SET EXERCISE
Retype the records below word for word and omit any image.
--- BEGIN ---
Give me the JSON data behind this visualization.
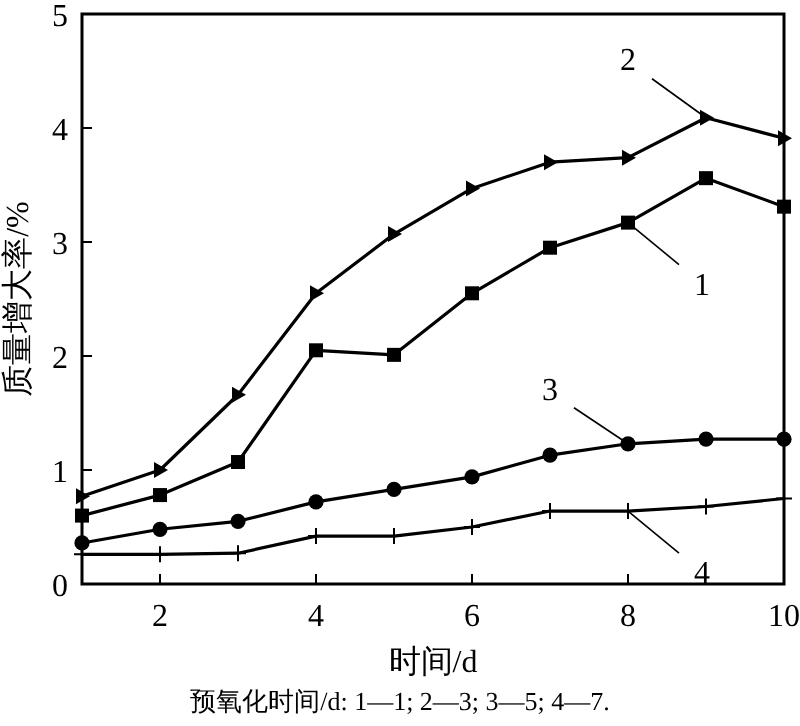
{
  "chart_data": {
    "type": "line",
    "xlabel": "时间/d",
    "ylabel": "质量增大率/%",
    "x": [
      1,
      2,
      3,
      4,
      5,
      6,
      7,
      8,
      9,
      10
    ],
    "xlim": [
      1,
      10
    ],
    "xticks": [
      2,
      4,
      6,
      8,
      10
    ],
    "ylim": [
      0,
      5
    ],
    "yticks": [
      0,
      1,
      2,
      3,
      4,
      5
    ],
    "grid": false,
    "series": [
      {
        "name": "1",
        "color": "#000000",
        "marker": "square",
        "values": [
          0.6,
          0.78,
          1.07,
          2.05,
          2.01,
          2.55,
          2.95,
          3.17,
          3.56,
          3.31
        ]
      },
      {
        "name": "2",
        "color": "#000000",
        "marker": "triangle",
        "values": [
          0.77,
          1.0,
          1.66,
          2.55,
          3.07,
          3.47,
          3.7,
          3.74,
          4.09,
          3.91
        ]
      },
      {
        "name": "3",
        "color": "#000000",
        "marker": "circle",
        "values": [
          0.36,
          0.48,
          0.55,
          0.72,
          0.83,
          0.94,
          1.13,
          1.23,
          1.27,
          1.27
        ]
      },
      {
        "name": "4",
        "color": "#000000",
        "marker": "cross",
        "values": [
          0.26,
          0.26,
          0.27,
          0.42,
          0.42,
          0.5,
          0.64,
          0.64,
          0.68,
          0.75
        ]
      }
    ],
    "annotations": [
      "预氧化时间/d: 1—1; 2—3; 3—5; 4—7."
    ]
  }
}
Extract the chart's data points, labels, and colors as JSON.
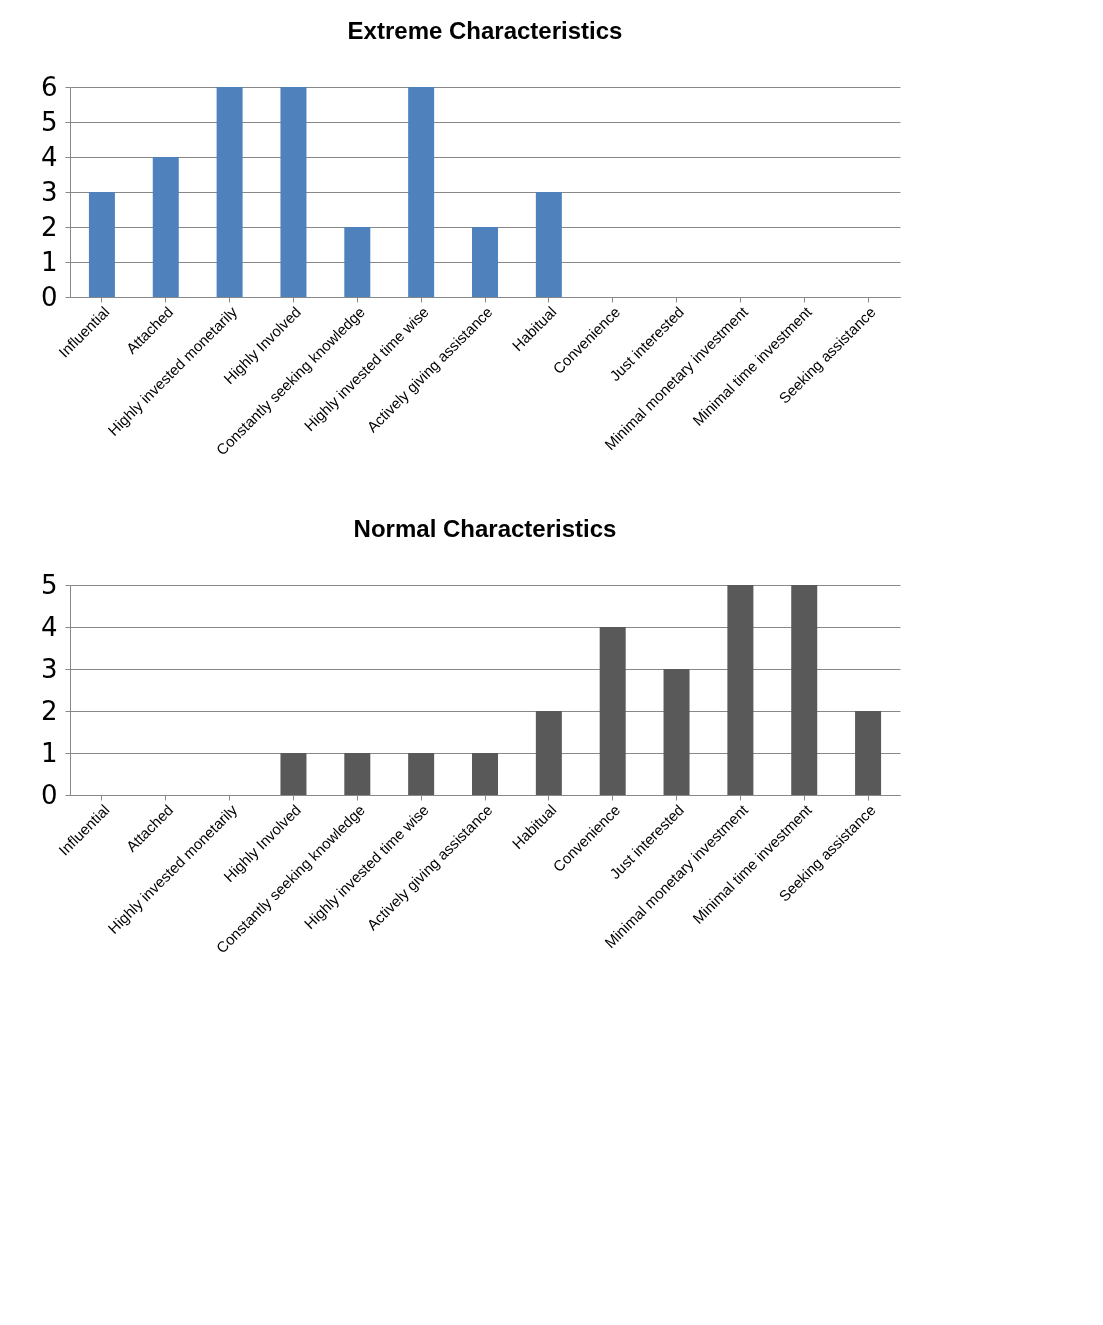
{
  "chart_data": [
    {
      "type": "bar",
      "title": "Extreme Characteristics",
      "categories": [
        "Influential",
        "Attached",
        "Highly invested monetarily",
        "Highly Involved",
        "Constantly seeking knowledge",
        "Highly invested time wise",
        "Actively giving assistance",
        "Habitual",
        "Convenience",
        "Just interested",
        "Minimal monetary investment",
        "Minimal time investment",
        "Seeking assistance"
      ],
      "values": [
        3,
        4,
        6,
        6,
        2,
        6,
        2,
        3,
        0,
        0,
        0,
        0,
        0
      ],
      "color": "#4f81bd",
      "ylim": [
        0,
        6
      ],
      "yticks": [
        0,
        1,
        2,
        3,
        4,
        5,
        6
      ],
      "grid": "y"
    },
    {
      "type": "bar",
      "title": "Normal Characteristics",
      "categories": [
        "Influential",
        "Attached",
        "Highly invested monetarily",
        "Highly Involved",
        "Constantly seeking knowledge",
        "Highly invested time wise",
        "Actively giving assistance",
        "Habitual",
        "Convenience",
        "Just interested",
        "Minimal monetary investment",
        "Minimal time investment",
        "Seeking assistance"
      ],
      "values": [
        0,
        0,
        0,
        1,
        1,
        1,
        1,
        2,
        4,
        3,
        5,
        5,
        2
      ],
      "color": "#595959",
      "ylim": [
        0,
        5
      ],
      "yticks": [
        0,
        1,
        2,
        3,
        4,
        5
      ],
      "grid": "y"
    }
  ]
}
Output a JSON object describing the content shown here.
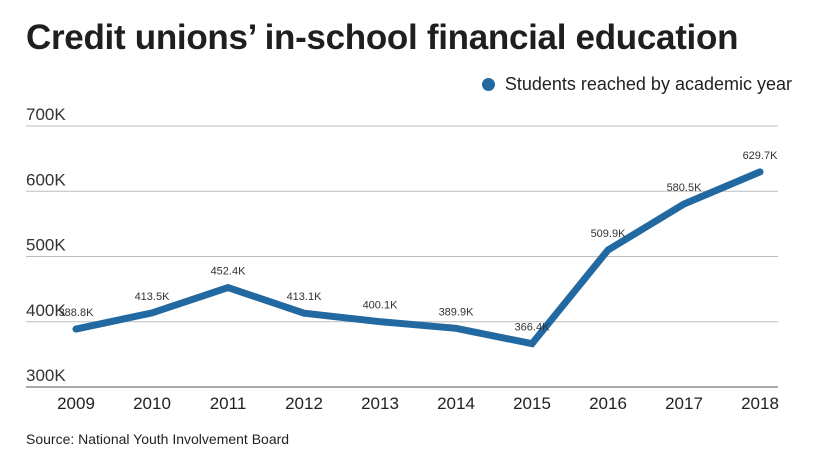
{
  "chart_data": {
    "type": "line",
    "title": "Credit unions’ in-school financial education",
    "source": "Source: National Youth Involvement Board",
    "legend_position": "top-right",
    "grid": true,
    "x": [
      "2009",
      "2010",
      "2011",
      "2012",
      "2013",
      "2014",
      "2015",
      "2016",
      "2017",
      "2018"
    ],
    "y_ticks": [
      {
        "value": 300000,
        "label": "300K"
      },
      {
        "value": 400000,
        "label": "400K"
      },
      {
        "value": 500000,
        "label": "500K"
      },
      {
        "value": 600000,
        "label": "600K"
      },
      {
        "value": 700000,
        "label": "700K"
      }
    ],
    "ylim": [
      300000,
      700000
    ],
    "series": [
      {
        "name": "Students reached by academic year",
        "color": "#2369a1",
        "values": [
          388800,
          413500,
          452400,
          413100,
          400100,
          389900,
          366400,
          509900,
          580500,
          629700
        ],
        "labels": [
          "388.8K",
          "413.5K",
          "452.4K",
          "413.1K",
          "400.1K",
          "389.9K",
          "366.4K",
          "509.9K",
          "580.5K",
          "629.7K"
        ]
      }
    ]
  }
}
--- END ---
ANSWER TO THE TASK
Give me the JSON data behind this visualization.
{
  "chart_data": {
    "type": "line",
    "xlabel": "时间/d",
    "ylabel": "质量增大率/%",
    "x": [
      1,
      2,
      3,
      4,
      5,
      6,
      7,
      8,
      9,
      10
    ],
    "xlim": [
      1,
      10
    ],
    "xticks": [
      2,
      4,
      6,
      8,
      10
    ],
    "ylim": [
      0,
      5
    ],
    "yticks": [
      0,
      1,
      2,
      3,
      4,
      5
    ],
    "grid": false,
    "series": [
      {
        "name": "1",
        "color": "#000000",
        "marker": "square",
        "values": [
          0.6,
          0.78,
          1.07,
          2.05,
          2.01,
          2.55,
          2.95,
          3.17,
          3.56,
          3.31
        ]
      },
      {
        "name": "2",
        "color": "#000000",
        "marker": "triangle",
        "values": [
          0.77,
          1.0,
          1.66,
          2.55,
          3.07,
          3.47,
          3.7,
          3.74,
          4.09,
          3.91
        ]
      },
      {
        "name": "3",
        "color": "#000000",
        "marker": "circle",
        "values": [
          0.36,
          0.48,
          0.55,
          0.72,
          0.83,
          0.94,
          1.13,
          1.23,
          1.27,
          1.27
        ]
      },
      {
        "name": "4",
        "color": "#000000",
        "marker": "cross",
        "values": [
          0.26,
          0.26,
          0.27,
          0.42,
          0.42,
          0.5,
          0.64,
          0.64,
          0.68,
          0.75
        ]
      }
    ],
    "annotations": [
      "预氧化时间/d: 1—1; 2—3; 3—5; 4—7."
    ]
  }
}
Extract the chart's data points, labels, and colors as JSON.
{
  "chart_data": [
    {
      "type": "bar",
      "title": "Extreme Characteristics",
      "categories": [
        "Influential",
        "Attached",
        "Highly invested monetarily",
        "Highly Involved",
        "Constantly seeking knowledge",
        "Highly invested time wise",
        "Actively giving assistance",
        "Habitual",
        "Convenience",
        "Just interested",
        "Minimal monetary investment",
        "Minimal time investment",
        "Seeking assistance"
      ],
      "values": [
        3,
        4,
        6,
        6,
        2,
        6,
        2,
        3,
        0,
        0,
        0,
        0,
        0
      ],
      "color": "#4f81bd",
      "ylim": [
        0,
        6
      ],
      "yticks": [
        0,
        1,
        2,
        3,
        4,
        5,
        6
      ],
      "grid": "y"
    },
    {
      "type": "bar",
      "title": "Normal Characteristics",
      "categories": [
        "Influential",
        "Attached",
        "Highly invested monetarily",
        "Highly Involved",
        "Constantly seeking knowledge",
        "Highly invested time wise",
        "Actively giving assistance",
        "Habitual",
        "Convenience",
        "Just interested",
        "Minimal monetary investment",
        "Minimal time investment",
        "Seeking assistance"
      ],
      "values": [
        0,
        0,
        0,
        1,
        1,
        1,
        1,
        2,
        4,
        3,
        5,
        5,
        2
      ],
      "color": "#595959",
      "ylim": [
        0,
        5
      ],
      "yticks": [
        0,
        1,
        2,
        3,
        4,
        5
      ],
      "grid": "y"
    }
  ]
}
Output a JSON object describing the content shown here.
{
  "chart_data": {
    "type": "line",
    "title": "Credit unions’ in-school financial education",
    "source": "Source: National Youth Involvement Board",
    "legend_position": "top-right",
    "grid": true,
    "x": [
      "2009",
      "2010",
      "2011",
      "2012",
      "2013",
      "2014",
      "2015",
      "2016",
      "2017",
      "2018"
    ],
    "y_ticks": [
      {
        "value": 300000,
        "label": "300K"
      },
      {
        "value": 400000,
        "label": "400K"
      },
      {
        "value": 500000,
        "label": "500K"
      },
      {
        "value": 600000,
        "label": "600K"
      },
      {
        "value": 700000,
        "label": "700K"
      }
    ],
    "ylim": [
      300000,
      700000
    ],
    "series": [
      {
        "name": "Students reached by academic year",
        "color": "#2369a1",
        "values": [
          388800,
          413500,
          452400,
          413100,
          400100,
          389900,
          366400,
          509900,
          580500,
          629700
        ],
        "labels": [
          "388.8K",
          "413.5K",
          "452.4K",
          "413.1K",
          "400.1K",
          "389.9K",
          "366.4K",
          "509.9K",
          "580.5K",
          "629.7K"
        ]
      }
    ]
  }
}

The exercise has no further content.